Directive ▸
Return all lines from the listing below in which the string "JSON" occurs.

Items from a dataset ▸
--------------------

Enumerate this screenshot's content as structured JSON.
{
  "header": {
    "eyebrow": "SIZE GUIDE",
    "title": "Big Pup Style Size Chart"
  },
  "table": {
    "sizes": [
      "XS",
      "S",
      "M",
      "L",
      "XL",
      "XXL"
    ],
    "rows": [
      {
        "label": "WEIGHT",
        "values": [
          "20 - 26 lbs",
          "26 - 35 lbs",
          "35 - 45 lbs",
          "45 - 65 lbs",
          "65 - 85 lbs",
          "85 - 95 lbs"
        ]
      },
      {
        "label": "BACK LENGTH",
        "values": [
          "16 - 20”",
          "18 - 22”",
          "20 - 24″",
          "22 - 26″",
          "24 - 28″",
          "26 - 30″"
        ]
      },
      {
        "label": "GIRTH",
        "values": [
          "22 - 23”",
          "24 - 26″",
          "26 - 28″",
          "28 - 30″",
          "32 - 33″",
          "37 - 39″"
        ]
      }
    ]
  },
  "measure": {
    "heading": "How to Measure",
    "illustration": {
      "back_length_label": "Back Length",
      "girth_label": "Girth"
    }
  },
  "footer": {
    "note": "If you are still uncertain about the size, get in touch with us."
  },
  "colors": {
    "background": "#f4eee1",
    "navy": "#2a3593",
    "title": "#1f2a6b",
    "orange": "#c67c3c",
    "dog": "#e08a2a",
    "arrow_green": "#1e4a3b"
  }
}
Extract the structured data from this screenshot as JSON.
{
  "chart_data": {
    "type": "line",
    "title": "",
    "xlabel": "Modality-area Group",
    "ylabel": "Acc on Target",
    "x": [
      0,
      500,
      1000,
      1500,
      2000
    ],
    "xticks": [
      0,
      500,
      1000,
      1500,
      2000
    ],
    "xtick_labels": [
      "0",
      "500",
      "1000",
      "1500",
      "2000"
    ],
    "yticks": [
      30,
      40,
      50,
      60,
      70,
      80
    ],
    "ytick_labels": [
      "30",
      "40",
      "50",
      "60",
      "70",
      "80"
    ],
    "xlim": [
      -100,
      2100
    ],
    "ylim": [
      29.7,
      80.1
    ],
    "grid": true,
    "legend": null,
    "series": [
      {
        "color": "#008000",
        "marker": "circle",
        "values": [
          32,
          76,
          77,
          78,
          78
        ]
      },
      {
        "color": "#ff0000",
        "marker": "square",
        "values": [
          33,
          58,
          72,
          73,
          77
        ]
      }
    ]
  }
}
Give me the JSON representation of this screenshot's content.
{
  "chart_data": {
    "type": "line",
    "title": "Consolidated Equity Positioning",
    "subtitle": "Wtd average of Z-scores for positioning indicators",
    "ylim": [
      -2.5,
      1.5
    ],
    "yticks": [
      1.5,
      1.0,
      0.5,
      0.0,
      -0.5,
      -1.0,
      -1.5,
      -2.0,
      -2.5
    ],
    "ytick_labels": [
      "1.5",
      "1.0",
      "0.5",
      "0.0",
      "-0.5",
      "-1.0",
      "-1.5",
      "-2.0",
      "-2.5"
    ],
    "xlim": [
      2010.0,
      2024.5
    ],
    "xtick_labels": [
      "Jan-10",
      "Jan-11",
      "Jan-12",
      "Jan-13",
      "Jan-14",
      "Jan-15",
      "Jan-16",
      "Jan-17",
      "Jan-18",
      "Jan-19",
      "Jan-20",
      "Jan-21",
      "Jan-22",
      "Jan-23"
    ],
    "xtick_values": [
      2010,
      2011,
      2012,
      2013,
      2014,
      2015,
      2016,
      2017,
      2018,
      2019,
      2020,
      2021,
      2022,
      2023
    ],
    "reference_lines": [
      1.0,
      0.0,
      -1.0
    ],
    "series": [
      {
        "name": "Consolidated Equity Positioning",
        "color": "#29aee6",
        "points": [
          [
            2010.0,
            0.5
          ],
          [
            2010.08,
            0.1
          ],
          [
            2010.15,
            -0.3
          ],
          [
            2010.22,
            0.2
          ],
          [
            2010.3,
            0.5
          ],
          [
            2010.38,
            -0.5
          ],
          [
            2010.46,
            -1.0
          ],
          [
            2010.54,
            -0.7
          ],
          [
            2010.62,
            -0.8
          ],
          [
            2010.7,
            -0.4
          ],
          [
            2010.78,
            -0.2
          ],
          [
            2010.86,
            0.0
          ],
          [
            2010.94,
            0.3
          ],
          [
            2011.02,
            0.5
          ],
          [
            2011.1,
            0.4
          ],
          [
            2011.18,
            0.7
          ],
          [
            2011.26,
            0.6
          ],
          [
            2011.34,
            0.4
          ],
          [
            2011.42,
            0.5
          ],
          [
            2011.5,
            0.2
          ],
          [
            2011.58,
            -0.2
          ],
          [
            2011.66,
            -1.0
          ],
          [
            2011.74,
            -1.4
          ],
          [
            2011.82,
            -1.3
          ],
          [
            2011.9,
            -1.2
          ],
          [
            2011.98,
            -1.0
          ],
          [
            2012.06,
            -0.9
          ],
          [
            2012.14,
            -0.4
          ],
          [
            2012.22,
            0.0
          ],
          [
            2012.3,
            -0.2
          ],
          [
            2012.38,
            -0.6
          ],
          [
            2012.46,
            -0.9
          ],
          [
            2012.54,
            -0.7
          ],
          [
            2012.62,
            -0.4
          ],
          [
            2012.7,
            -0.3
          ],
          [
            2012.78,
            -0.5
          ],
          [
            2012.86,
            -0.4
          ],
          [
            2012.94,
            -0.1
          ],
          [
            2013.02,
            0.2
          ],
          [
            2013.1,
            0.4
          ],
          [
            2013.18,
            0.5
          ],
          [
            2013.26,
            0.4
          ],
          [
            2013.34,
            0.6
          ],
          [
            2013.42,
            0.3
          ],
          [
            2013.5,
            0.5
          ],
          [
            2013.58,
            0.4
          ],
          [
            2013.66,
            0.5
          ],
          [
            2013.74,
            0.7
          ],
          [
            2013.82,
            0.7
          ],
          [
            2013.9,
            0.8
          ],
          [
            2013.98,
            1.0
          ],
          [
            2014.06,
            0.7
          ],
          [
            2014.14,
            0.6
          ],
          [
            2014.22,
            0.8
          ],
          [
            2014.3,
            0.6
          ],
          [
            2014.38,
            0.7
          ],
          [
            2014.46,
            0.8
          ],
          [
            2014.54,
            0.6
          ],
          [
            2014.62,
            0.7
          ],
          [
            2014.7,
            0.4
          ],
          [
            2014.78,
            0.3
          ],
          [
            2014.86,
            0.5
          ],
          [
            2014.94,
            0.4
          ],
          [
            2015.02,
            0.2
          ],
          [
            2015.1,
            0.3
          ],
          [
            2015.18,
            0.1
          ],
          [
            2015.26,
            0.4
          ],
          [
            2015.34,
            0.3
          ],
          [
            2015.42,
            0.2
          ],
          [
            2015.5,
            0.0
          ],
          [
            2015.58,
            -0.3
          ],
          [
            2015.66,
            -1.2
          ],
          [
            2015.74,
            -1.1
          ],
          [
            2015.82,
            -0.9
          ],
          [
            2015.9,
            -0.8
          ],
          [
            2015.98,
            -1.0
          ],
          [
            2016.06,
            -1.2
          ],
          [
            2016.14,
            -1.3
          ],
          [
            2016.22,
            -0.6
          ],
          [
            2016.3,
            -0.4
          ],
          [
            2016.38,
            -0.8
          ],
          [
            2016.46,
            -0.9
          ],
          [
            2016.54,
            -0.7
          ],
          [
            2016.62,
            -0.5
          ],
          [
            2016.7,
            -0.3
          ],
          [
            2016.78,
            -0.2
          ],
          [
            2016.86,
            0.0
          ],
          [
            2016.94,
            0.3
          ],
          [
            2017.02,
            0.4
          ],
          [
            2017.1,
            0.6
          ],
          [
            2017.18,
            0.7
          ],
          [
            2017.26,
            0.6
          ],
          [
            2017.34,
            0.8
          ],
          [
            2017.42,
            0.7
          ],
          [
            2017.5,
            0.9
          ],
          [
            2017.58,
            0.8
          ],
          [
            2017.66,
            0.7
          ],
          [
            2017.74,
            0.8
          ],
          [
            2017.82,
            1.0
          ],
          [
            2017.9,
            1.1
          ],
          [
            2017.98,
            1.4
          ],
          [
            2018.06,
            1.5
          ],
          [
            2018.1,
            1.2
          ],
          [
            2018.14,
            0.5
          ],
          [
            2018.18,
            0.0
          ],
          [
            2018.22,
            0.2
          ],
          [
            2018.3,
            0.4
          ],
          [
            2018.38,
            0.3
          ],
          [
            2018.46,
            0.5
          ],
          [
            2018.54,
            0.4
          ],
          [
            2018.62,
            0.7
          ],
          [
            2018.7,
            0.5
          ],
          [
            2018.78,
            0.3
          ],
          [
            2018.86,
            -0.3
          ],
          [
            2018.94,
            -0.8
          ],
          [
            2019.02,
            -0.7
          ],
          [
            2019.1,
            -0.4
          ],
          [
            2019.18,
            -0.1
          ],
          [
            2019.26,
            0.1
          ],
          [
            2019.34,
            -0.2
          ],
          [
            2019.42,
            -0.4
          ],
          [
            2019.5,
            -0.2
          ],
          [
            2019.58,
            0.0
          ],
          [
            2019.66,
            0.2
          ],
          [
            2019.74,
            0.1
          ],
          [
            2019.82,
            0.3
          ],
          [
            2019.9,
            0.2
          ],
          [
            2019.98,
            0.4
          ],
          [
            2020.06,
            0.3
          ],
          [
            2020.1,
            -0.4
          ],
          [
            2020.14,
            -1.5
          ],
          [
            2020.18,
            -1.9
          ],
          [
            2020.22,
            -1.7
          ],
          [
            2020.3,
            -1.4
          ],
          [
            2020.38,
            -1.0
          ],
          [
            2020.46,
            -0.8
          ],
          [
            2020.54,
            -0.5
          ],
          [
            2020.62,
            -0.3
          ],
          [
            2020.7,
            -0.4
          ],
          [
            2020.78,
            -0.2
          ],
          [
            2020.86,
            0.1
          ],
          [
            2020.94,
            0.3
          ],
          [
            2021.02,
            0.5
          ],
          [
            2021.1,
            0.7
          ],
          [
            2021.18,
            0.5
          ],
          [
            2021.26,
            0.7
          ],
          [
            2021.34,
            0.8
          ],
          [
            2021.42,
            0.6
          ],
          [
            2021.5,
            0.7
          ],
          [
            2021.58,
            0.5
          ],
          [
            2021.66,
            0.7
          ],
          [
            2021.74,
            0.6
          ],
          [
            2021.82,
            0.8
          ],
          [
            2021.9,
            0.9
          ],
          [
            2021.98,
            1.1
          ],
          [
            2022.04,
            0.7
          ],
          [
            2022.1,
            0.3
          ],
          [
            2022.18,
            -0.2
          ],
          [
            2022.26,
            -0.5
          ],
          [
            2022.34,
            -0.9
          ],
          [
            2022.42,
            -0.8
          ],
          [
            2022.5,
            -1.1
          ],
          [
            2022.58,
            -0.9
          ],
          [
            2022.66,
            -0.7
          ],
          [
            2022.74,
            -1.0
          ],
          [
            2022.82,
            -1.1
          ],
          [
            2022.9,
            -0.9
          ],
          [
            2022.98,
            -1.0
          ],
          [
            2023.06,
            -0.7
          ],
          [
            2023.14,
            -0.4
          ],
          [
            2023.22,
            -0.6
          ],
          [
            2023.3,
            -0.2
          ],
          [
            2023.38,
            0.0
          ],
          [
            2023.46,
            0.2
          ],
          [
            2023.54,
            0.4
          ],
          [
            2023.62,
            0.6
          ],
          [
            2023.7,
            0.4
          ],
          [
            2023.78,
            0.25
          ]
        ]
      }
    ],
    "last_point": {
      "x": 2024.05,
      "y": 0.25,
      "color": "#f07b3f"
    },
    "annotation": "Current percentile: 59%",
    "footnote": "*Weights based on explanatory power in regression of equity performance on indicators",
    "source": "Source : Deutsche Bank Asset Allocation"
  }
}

--------------------

Problem solution ▸
Enumerate this screenshot's content as structured JSON.
Extract the structured data from this screenshot as JSON.
Give me the JSON representation of this screenshot's content.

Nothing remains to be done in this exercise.